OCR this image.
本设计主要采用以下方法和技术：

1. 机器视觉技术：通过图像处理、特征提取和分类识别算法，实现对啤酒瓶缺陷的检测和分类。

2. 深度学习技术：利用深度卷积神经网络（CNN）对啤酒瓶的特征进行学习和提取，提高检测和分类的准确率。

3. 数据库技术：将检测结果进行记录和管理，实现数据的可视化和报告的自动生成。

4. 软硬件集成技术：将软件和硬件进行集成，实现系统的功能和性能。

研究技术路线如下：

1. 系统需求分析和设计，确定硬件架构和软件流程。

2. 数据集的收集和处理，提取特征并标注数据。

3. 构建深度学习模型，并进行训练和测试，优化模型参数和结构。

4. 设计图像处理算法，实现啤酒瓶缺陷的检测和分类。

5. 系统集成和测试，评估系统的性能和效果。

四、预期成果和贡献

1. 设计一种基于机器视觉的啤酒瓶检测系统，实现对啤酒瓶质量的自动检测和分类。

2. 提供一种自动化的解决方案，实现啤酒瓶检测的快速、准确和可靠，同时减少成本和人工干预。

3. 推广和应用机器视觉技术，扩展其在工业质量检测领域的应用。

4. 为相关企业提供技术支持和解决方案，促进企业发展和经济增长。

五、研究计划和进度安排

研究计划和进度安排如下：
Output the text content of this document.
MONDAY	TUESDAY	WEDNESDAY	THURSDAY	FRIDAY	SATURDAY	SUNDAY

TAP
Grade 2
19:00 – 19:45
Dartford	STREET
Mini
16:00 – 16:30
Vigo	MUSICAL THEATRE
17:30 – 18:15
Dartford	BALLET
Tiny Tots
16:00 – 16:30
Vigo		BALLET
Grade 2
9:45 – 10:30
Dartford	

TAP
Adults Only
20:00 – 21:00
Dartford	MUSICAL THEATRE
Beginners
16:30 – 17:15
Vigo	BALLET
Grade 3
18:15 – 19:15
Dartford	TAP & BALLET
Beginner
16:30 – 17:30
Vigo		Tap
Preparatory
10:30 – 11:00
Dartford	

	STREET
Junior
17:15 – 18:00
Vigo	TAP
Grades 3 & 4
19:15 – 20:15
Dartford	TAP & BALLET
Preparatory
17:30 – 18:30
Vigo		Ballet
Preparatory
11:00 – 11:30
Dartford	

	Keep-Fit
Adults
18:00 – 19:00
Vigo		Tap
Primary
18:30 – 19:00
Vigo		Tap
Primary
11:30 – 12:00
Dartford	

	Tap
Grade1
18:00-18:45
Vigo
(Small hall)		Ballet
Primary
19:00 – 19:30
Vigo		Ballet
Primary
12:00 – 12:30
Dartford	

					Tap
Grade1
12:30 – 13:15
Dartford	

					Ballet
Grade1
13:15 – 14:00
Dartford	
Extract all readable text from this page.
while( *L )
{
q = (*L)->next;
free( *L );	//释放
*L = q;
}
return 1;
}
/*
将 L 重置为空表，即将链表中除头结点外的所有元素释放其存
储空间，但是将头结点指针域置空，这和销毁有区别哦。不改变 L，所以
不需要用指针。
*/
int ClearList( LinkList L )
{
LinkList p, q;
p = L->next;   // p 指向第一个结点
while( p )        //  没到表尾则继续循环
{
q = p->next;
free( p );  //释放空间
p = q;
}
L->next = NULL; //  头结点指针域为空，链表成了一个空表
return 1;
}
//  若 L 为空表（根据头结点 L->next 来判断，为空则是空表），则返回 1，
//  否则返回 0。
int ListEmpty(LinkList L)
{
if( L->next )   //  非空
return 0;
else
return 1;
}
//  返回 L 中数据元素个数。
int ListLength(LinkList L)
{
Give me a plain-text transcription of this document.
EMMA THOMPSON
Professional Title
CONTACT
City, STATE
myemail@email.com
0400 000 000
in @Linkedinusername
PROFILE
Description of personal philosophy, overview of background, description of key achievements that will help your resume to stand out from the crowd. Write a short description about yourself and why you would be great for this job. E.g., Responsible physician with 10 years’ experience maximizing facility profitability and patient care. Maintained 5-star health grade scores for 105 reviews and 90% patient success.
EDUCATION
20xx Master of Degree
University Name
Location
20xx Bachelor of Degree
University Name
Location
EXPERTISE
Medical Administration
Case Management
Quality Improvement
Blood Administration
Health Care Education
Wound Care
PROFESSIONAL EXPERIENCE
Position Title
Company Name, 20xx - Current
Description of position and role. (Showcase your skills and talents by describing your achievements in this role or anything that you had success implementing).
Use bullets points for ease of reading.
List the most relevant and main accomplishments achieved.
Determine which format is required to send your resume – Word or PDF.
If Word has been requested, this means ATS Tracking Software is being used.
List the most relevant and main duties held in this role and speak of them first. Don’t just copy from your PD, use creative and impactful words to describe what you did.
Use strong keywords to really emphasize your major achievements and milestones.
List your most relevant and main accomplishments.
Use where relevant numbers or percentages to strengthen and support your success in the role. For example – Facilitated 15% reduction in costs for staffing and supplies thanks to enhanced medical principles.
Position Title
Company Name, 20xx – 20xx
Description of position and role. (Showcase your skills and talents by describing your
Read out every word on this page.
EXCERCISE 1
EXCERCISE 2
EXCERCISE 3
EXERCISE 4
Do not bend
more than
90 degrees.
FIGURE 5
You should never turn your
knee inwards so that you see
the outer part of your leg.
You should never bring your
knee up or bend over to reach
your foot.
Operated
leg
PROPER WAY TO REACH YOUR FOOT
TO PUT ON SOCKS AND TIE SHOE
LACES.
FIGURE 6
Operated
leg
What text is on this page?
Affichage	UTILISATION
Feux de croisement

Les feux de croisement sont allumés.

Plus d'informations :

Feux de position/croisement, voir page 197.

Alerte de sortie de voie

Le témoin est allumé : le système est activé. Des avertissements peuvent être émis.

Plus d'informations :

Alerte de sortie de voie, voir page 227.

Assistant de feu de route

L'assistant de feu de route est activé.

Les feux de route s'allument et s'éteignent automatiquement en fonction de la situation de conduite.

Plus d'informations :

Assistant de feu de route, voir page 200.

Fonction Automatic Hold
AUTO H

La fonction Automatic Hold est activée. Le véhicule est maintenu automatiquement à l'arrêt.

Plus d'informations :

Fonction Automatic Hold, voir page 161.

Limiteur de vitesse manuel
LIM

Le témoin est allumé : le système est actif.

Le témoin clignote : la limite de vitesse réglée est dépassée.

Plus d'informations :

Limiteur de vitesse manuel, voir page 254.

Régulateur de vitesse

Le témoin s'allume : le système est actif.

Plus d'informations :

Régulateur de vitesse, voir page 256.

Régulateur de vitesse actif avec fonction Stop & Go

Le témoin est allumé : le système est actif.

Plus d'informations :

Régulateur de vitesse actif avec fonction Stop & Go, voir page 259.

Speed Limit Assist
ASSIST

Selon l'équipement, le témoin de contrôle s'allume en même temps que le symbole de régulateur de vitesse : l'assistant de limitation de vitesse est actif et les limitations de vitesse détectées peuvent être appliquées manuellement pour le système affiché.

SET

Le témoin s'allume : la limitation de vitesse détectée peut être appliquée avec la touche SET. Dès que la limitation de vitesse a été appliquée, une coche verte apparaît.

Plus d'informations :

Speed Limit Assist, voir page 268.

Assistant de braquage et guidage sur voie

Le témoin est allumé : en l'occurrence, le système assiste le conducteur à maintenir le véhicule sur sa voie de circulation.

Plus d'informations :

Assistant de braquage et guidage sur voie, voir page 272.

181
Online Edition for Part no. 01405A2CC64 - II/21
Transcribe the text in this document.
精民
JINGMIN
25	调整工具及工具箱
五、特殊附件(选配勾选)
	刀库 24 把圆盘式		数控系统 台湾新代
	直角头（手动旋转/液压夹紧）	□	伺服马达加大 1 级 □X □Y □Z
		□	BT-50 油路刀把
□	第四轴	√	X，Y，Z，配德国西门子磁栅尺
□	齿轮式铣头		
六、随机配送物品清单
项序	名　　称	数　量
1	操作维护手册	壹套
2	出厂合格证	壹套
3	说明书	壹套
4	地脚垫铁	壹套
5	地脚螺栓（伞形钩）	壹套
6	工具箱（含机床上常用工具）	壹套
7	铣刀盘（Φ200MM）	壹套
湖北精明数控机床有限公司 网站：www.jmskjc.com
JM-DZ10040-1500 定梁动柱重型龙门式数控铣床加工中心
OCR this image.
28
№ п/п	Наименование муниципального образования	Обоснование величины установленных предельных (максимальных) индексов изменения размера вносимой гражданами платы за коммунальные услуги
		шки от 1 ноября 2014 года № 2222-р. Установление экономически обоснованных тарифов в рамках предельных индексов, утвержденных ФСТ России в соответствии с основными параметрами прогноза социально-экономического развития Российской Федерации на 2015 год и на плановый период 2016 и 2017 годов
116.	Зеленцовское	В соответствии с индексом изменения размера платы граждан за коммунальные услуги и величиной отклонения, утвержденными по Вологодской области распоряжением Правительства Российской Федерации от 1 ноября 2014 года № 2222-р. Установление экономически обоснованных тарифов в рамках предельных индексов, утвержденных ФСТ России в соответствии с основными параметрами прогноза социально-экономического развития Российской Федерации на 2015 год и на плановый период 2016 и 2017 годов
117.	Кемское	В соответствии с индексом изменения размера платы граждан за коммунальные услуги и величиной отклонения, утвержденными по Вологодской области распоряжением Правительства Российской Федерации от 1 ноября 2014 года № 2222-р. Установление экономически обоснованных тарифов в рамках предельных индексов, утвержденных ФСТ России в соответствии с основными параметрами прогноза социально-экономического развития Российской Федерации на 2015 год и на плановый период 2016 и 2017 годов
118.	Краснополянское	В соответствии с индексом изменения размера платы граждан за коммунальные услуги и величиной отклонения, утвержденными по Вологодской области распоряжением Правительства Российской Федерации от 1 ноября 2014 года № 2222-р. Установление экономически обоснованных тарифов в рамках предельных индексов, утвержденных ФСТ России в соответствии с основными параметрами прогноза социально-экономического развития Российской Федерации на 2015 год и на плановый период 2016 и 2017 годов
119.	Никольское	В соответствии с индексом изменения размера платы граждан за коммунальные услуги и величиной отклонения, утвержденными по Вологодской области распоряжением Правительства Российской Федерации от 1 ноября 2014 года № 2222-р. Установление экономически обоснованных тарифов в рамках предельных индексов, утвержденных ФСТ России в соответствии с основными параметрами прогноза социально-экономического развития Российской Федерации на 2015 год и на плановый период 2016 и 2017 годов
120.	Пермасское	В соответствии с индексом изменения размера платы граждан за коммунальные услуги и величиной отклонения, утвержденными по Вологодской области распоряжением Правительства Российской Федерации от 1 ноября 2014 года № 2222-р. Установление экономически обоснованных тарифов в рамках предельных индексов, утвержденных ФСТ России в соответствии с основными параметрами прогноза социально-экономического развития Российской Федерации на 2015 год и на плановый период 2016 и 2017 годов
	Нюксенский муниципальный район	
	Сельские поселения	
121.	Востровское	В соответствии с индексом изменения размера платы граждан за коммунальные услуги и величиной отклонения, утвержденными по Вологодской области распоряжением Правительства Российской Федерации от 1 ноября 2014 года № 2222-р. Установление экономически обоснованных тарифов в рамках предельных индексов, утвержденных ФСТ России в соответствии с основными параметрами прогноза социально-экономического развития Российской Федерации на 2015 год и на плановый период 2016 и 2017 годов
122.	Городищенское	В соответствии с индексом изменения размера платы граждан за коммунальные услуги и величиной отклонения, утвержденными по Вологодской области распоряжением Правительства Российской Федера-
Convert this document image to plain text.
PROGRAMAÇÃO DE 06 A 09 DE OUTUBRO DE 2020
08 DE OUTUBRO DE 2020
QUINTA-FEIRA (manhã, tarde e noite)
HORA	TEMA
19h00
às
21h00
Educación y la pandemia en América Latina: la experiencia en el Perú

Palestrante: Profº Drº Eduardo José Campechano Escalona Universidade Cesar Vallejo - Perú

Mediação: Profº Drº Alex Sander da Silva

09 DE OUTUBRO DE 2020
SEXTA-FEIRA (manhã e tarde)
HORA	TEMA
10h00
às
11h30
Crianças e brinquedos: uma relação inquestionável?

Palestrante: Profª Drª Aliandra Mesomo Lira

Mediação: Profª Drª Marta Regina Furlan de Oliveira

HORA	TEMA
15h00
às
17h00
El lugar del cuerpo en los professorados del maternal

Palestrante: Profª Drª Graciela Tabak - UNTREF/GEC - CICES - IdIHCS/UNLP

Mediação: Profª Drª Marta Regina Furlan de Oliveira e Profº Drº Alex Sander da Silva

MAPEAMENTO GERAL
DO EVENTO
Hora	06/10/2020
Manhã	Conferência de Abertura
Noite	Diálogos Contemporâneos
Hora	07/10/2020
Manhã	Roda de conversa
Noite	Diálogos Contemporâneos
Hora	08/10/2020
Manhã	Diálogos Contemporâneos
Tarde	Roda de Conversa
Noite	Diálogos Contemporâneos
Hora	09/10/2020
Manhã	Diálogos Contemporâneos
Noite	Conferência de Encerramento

(Exercise details):
Among the records above, find each line holding the string "Company" and pull it out.

(Result for this exercise):
Company Name, 20xx - Current
Company Name, 20xx – 20xx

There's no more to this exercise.